Extract all lines containing "JSON".

* begin RECORDS PROVIDED *

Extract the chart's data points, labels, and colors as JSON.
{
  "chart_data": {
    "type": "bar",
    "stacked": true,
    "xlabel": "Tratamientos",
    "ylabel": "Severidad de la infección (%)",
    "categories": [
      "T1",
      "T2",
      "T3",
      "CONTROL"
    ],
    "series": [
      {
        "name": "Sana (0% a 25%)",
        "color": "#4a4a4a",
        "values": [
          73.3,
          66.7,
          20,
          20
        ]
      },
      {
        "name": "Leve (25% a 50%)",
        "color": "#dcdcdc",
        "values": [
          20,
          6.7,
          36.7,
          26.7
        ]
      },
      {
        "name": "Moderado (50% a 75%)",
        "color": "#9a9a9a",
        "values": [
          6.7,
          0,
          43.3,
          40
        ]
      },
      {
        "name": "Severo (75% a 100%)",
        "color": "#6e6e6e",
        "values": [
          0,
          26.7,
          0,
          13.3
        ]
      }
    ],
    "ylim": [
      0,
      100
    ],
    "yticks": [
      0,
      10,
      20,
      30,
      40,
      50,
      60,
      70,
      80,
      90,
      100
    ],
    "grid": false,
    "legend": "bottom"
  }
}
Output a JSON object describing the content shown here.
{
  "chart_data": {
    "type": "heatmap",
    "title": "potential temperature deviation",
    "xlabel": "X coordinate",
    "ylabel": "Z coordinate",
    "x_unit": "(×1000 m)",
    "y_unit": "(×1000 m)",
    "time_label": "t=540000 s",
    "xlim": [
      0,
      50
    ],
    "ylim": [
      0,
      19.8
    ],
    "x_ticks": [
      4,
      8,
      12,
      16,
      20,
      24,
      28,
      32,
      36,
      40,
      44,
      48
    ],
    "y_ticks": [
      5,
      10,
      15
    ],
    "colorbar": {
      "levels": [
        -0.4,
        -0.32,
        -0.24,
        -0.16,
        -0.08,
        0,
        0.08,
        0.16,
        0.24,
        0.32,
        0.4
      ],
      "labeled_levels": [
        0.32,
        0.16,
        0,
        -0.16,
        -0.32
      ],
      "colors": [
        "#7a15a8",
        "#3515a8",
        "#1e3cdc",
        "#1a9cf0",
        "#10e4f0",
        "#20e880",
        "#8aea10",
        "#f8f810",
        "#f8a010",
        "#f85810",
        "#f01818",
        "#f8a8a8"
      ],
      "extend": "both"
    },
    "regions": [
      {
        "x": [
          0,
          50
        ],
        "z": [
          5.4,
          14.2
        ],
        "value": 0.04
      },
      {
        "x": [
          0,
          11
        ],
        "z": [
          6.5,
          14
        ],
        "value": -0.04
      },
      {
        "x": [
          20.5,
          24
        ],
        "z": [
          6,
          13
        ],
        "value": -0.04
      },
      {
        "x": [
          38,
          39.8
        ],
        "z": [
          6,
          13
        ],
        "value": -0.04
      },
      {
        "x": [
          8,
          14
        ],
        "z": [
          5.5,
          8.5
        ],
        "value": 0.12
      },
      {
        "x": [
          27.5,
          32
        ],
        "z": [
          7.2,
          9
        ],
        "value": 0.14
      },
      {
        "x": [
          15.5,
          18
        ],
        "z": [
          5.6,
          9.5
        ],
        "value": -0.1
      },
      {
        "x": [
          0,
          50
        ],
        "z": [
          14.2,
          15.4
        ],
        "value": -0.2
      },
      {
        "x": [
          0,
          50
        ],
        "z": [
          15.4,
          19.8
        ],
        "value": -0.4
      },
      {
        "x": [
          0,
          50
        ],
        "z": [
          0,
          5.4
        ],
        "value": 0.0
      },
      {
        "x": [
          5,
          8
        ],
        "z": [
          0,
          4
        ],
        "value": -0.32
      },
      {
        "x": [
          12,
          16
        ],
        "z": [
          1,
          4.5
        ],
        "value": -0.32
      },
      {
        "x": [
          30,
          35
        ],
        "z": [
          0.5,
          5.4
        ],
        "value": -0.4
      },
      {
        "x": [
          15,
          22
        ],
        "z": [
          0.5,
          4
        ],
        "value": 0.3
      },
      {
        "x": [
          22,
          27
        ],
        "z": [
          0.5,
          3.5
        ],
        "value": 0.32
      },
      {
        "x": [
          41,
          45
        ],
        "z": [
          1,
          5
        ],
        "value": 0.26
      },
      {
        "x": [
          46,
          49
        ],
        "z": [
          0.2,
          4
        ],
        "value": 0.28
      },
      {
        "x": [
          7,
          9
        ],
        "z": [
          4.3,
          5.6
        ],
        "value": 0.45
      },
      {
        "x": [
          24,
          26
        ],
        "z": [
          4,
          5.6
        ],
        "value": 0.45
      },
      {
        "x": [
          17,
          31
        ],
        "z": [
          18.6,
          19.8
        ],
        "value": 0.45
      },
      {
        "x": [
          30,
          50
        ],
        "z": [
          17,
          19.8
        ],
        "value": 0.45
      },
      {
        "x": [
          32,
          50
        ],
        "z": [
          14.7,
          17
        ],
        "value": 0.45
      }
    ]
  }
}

* end RECORDS PROVIDED *

**TASK ANSWER:**
Extract the chart's data points, labels, and colors as JSON.
Output a JSON object describing the content shown here.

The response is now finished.